- _Collected data_
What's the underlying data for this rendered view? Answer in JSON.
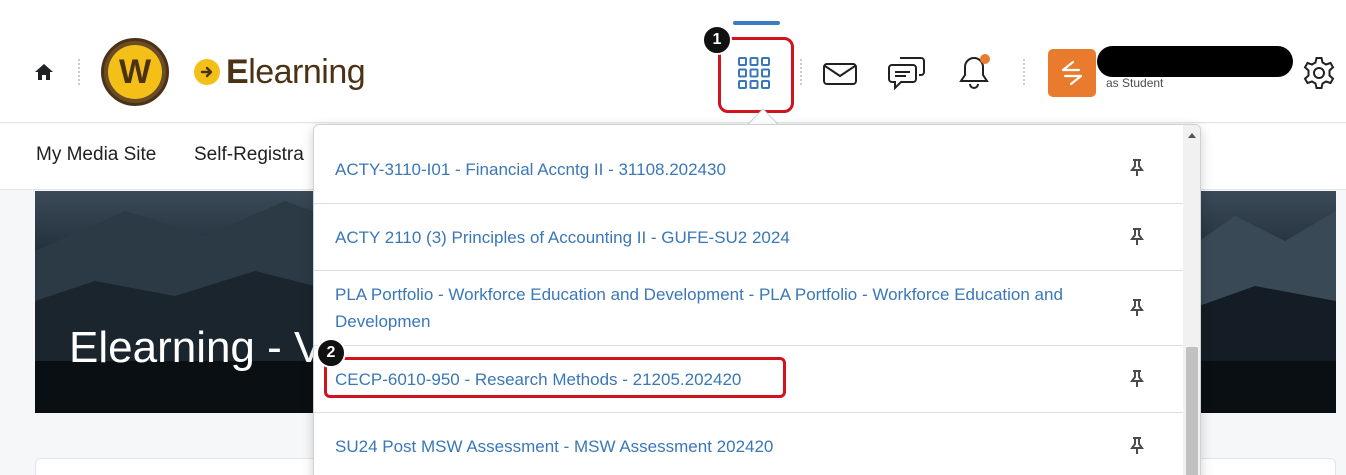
{
  "header": {
    "logo_letter": "W",
    "brand_prefix": "E",
    "brand_rest": "learning",
    "role_label": "as Student",
    "notification_dot_color": "#e87b2d"
  },
  "nav": {
    "items": [
      "My Media Site",
      "Self-Registra"
    ]
  },
  "banner": {
    "title": "Elearning - V"
  },
  "course_selector": {
    "courses": [
      {
        "name": "ACTY-3110-I01 - Financial Accntg II - 31108.202430"
      },
      {
        "name": "ACTY 2110 (3) Principles of Accounting II - GUFE-SU2 2024"
      },
      {
        "name": "PLA Portfolio - Workforce Education and Development - PLA Portfolio - Workforce Education and Developmen"
      },
      {
        "name": "CECP-6010-950 - Research Methods - 21205.202420"
      },
      {
        "name": "SU24 Post MSW Assessment - MSW Assessment 202420"
      }
    ]
  },
  "annotations": {
    "step1": "1",
    "step2": "2",
    "highlight_color": "#d0131d"
  },
  "colors": {
    "link": "#3a77b8",
    "brand_brown": "#4b3215",
    "brand_gold": "#f4c017",
    "role_tile": "#e87b2d"
  }
}
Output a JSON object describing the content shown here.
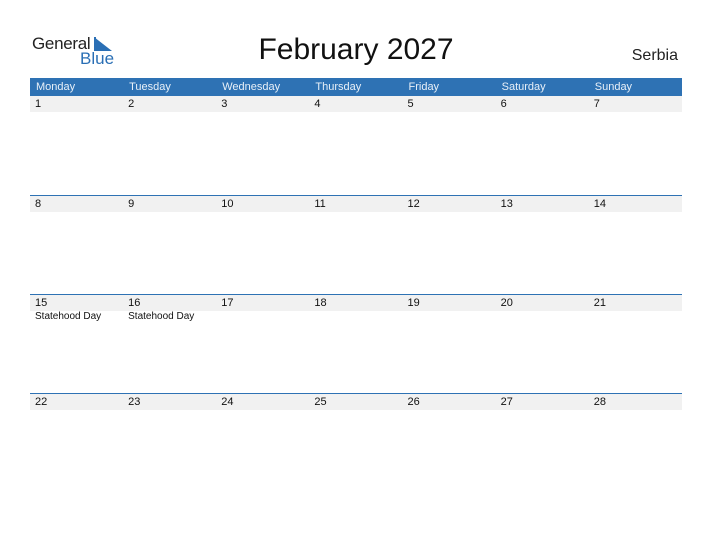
{
  "logo": {
    "general": "General",
    "blue": "Blue"
  },
  "title": "February 2027",
  "country": "Serbia",
  "colors": {
    "accent": "#2e72b4",
    "date_row_bg": "#f1f1f1"
  },
  "weekdays": [
    "Monday",
    "Tuesday",
    "Wednesday",
    "Thursday",
    "Friday",
    "Saturday",
    "Sunday"
  ],
  "weeks": [
    {
      "dates": [
        "1",
        "2",
        "3",
        "4",
        "5",
        "6",
        "7"
      ],
      "events": [
        "",
        "",
        "",
        "",
        "",
        "",
        ""
      ]
    },
    {
      "dates": [
        "8",
        "9",
        "10",
        "11",
        "12",
        "13",
        "14"
      ],
      "events": [
        "",
        "",
        "",
        "",
        "",
        "",
        ""
      ]
    },
    {
      "dates": [
        "15",
        "16",
        "17",
        "18",
        "19",
        "20",
        "21"
      ],
      "events": [
        "Statehood Day",
        "Statehood Day",
        "",
        "",
        "",
        "",
        ""
      ]
    },
    {
      "dates": [
        "22",
        "23",
        "24",
        "25",
        "26",
        "27",
        "28"
      ],
      "events": [
        "",
        "",
        "",
        "",
        "",
        "",
        ""
      ]
    }
  ]
}
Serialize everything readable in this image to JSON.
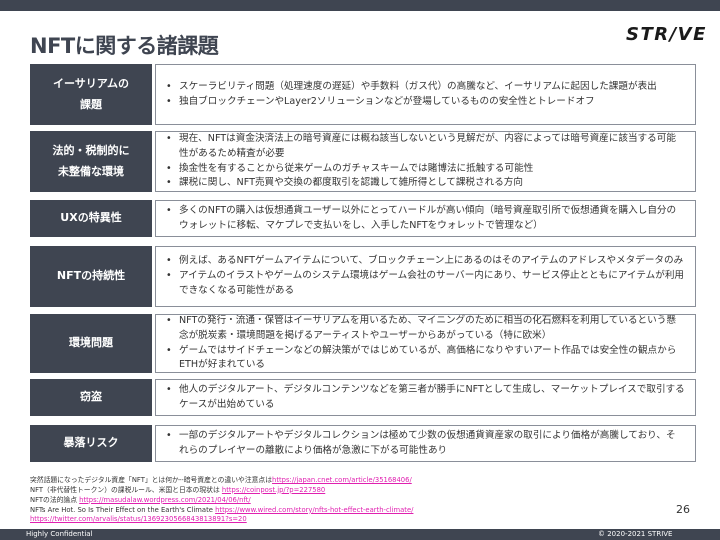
{
  "header": {
    "title": "NFTに関する諸課題",
    "logo": "STR/VE"
  },
  "rows": [
    {
      "label_lines": [
        "イーサリアムの",
        "課題"
      ],
      "bullets": [
        "スケーラビリティ問題（処理速度の遅延）や手数料（ガス代）の高騰など、イーサリアムに起因した課題が表出",
        "独自ブロックチェーンやLayer2ソリューションなどが登場しているものの安全性とトレードオフ"
      ]
    },
    {
      "label_lines": [
        "法的・税制的に",
        "未整備な環境"
      ],
      "bullets": [
        "現在、NFTは資金決済法上の暗号資産には概ね該当しないという見解だが、内容によっては暗号資産に該当する可能性があるため精査が必要",
        "換金性を有することから従来ゲームのガチャスキームでは賭博法に抵触する可能性",
        "課税に関し、NFT売買や交換の都度取引を認識して雑所得として課税される方向"
      ]
    },
    {
      "label_lines": [
        "UXの特異性"
      ],
      "bullets": [
        "多くのNFTの購入は仮想通貨ユーザー以外にとってハードルが高い傾向（暗号資産取引所で仮想通貨を購入し自分のウォレットに移転、マケプレで支払いをし、入手したNFTをウォレットで管理など）"
      ]
    },
    {
      "label_lines": [
        "NFTの持続性"
      ],
      "bullets": [
        "例えば、あるNFTゲームアイテムについて、ブロックチェーン上にあるのはそのアイテムのアドレスやメタデータのみ",
        "アイテムのイラストやゲームのシステム環境はゲーム会社のサーバー内にあり、サービス停止とともにアイテムが利用できなくなる可能性がある"
      ]
    },
    {
      "label_lines": [
        "環境問題"
      ],
      "bullets": [
        "NFTの発行・流通・保管はイーサリアムを用いるため、マイニングのために相当の化石燃料を利用しているという懸念が脱炭素・環境問題を掲げるアーティストやユーザーからあがっている（特に欧米）",
        "ゲームではサイドチェーンなどの解決策がではじめているが、高価格になりやすいアート作品では安全性の観点からETHが好まれている"
      ]
    },
    {
      "label_lines": [
        "窃盗"
      ],
      "bullets": [
        "他人のデジタルアート、デジタルコンテンツなどを第三者が勝手にNFTとして生成し、マーケットプレイスで取引するケースが出始めている"
      ]
    },
    {
      "label_lines": [
        "暴落リスク"
      ],
      "bullets": [
        "一部のデジタルアートやデジタルコレクションは極めて少数の仮想通貨資産家の取引により価格が高騰しており、それらのプレイヤーの離散により価格が急激に下がる可能性あり"
      ]
    }
  ],
  "footnotes": [
    {
      "text": "突然話題になったデジタル資産「NFT」とは何か--暗号資産との違いや注意点は",
      "link": "https://japan.cnet.com/article/35168406/"
    },
    {
      "text": "NFT（非代替性トークン）の課税ルール、米国と日本の現状は ",
      "link": "https://coinpost.jp/?p=227580"
    },
    {
      "text": "NFTの法的論点 ",
      "link": "https://masudalaw.wordpress.com/2021/04/06/nft/"
    },
    {
      "text": "NFTs Are Hot. So Is Their Effect on the Earth's Climate ",
      "link": "https://www.wired.com/story/nfts-hot-effect-earth-climate/"
    },
    {
      "text": "",
      "link": "https://twitter.com/arvalis/status/1369230566843813891?s=20"
    }
  ],
  "page_number": "26",
  "footer": {
    "confidential": "Highly Confidential",
    "copyright": "© 2020-2021 STRIVE"
  }
}
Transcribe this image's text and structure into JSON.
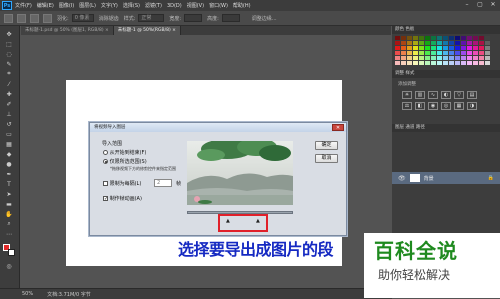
{
  "app": {
    "logo": "Ps",
    "menu": [
      "文件(F)",
      "编辑(E)",
      "图像(I)",
      "图层(L)",
      "文字(Y)",
      "选择(S)",
      "滤镜(T)",
      "3D(D)",
      "视图(V)",
      "窗口(W)",
      "帮助(H)"
    ],
    "window_controls": [
      "–",
      "▢",
      "✕"
    ]
  },
  "options_bar": {
    "feather_label": "羽化:",
    "feather_value": "0 像素",
    "antialias_label": "消除锯齿",
    "style_label": "样式:",
    "style_value": "正常",
    "width_label": "宽度:",
    "height_label": "高度:",
    "refine_label": "调整边缘..."
  },
  "tabs": [
    {
      "label": "未标题-1.psd @ 50% (图层1, RGB/8) ×",
      "active": false
    },
    {
      "label": "未标题-1 @ 50%(RGB/8) ×",
      "active": true
    }
  ],
  "status": {
    "zoom": "50%",
    "doc": "文档:3.71M/0 字节"
  },
  "panels": {
    "swatch_tab": "颜色 色板",
    "adjust_tab": "调整 样式",
    "adjust_add": "添加调整",
    "layers_tab": "图层 通道 路径",
    "layer_name": "背景"
  },
  "dialog": {
    "title": "将视频导入图层",
    "close": "✕",
    "range_label": "导入范围",
    "option_all": "从开始到结束(F)",
    "option_selected": "仅限所选范围(S)",
    "option_hint": "*拖移视频下方的修剪控件来指定范围",
    "limit_label": "限制为每隔(L)",
    "limit_value": "2",
    "limit_unit": "帧",
    "frame_anim_label": "制作帧动画(A)",
    "ok": "确定",
    "cancel": "取消"
  },
  "caption": "选择要导出成图片的段",
  "watermark": {
    "title": "百科全说",
    "subtitle": "助你轻松解决"
  },
  "colors": {
    "ps_dark": "#3c3c3c",
    "canvas_bg": "#535353",
    "caption_blue": "#1529c2",
    "watermark_green": "#1f8a1f",
    "highlight_red": "#e0202a"
  }
}
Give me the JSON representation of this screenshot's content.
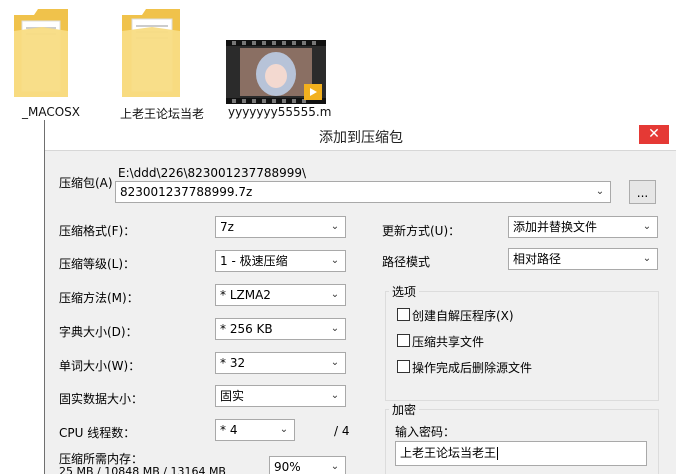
{
  "desktop": {
    "items": [
      {
        "label": "_MACOSX"
      },
      {
        "label": "上老王论坛当老"
      },
      {
        "label": "yyyyyyy55555.m"
      }
    ]
  },
  "dialog": {
    "title": "添加到压缩包",
    "close_glyph": "✕",
    "archive_label": "压缩包(A)",
    "archive_path": "E:\\ddd\\226\\823001237788999\\",
    "archive_name": "823001237788999.7z",
    "browse_label": "...",
    "fields": {
      "format": {
        "label": "压缩格式(F)：",
        "value": "7z"
      },
      "level": {
        "label": "压缩等级(L)：",
        "value": "1 - 极速压缩"
      },
      "method": {
        "label": "压缩方法(M)：",
        "value": "* LZMA2"
      },
      "dict": {
        "label": "字典大小(D)：",
        "value": "* 256 KB"
      },
      "word": {
        "label": "单词大小(W)：",
        "value": "* 32"
      },
      "solid": {
        "label": "固实数据大小：",
        "value": "固实"
      },
      "threads": {
        "label": "CPU 线程数：",
        "value": "* 4",
        "suffix": "/ 4"
      },
      "memory": {
        "label": "压缩所需内存：",
        "sub": "25 MB / 10848 MB / 13164 MB",
        "value": "90%"
      }
    },
    "update": {
      "label": "更新方式(U)：",
      "value": "添加并替换文件"
    },
    "path_mode": {
      "label": "路径模式",
      "value": "相对路径"
    },
    "options": {
      "title": "选项",
      "items": [
        {
          "label": "创建自解压程序(X)"
        },
        {
          "label": "压缩共享文件"
        },
        {
          "label": "操作完成后删除源文件"
        }
      ]
    },
    "encryption": {
      "title": "加密",
      "password_label": "输入密码：",
      "password_value": "上老王论坛当老王"
    }
  },
  "chevron": "⌄",
  "icons": [
    "folder-icon",
    "video-file-icon",
    "chevron-down-icon",
    "checkbox-icon",
    "close-icon"
  ],
  "colors": {
    "close": "#e53935",
    "folder": "#f5d36b",
    "dialog_bg": "#f0f0f0"
  }
}
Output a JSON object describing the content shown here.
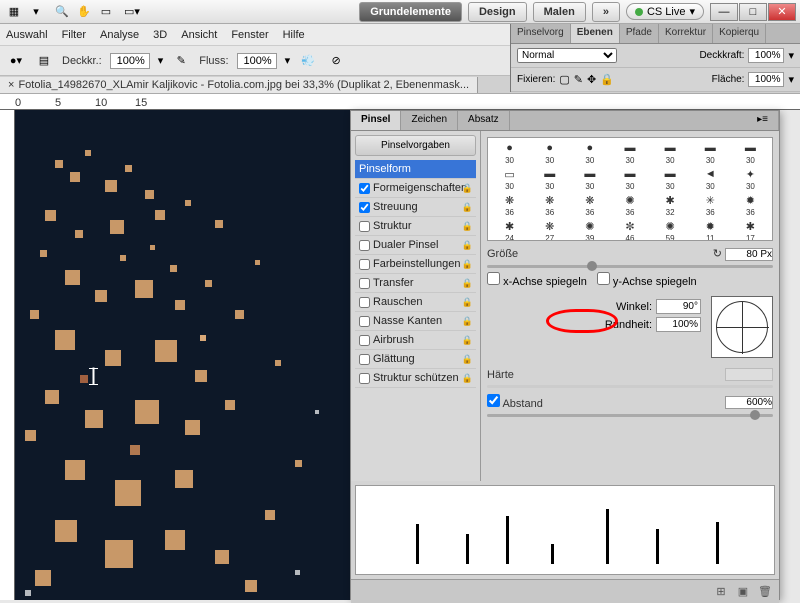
{
  "topbar": {
    "btn_grund": "Grundelemente",
    "btn_design": "Design",
    "btn_malen": "Malen",
    "btn_more": "»",
    "cslive": "CS Live"
  },
  "menu": [
    "Auswahl",
    "Filter",
    "Analyse",
    "3D",
    "Ansicht",
    "Fenster",
    "Hilfe"
  ],
  "optbar": {
    "deckkr_lbl": "Deckkr.:",
    "deckkr_val": "100%",
    "fluss_lbl": "Fluss:",
    "fluss_val": "100%"
  },
  "doc": {
    "title": "Fotolia_14982670_XLAmir Kaljikovic - Fotolia.com.jpg bei 33,3% (Duplikat 2, Ebenenmask..."
  },
  "ruler_marks": [
    "0",
    "5",
    "10",
    "15"
  ],
  "layers_panel": {
    "tabs": [
      "Pinselvorg",
      "Ebenen",
      "Pfade",
      "Korrektur",
      "Kopierqu"
    ],
    "active_tab": 1,
    "blend_label": "Normal",
    "deckkraft_lbl": "Deckkraft:",
    "deckkraft_val": "100%",
    "fixieren_lbl": "Fixieren:",
    "flaeche_lbl": "Fläche:",
    "flaeche_val": "100%"
  },
  "brush_panel": {
    "tabs": [
      "Pinsel",
      "Zeichen",
      "Absatz"
    ],
    "active_tab": 0,
    "presets_btn": "Pinselvorgaben",
    "items": [
      {
        "label": "Pinselform",
        "checked": null,
        "sel": true
      },
      {
        "label": "Formeigenschaften",
        "checked": true
      },
      {
        "label": "Streuung",
        "checked": true
      },
      {
        "label": "Struktur",
        "checked": false
      },
      {
        "label": "Dualer Pinsel",
        "checked": false
      },
      {
        "label": "Farbeinstellungen",
        "checked": false
      },
      {
        "label": "Transfer",
        "checked": false
      },
      {
        "label": "Rauschen",
        "checked": false
      },
      {
        "label": "Nasse Kanten",
        "checked": false
      },
      {
        "label": "Airbrush",
        "checked": false
      },
      {
        "label": "Glättung",
        "checked": false
      },
      {
        "label": "Struktur schützen",
        "checked": false
      }
    ],
    "swatches": [
      [
        30,
        30,
        30,
        30,
        30,
        30,
        30
      ],
      [
        30,
        30,
        30,
        30,
        30,
        30,
        30
      ],
      [
        36,
        36,
        36,
        36,
        32,
        36,
        36
      ],
      [
        24,
        27,
        39,
        46,
        59,
        11,
        17
      ]
    ],
    "size_lbl": "Größe",
    "size_val": "80 Px",
    "flip_x": "x-Achse spiegeln",
    "flip_y": "y-Achse spiegeln",
    "winkel_lbl": "Winkel:",
    "winkel_val": "90°",
    "rundheit_lbl": "Rundheit:",
    "rundheit_val": "100%",
    "haerte_lbl": "Härte",
    "abstand_lbl": "Abstand",
    "abstand_val": "600%"
  }
}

- _Your objective_
Where does the word "spiegeln" appear? Return each line that holds it.

- _Result below_
    "flip_x": "x-Achse spiegeln",
    "flip_y": "y-Achse spiegeln",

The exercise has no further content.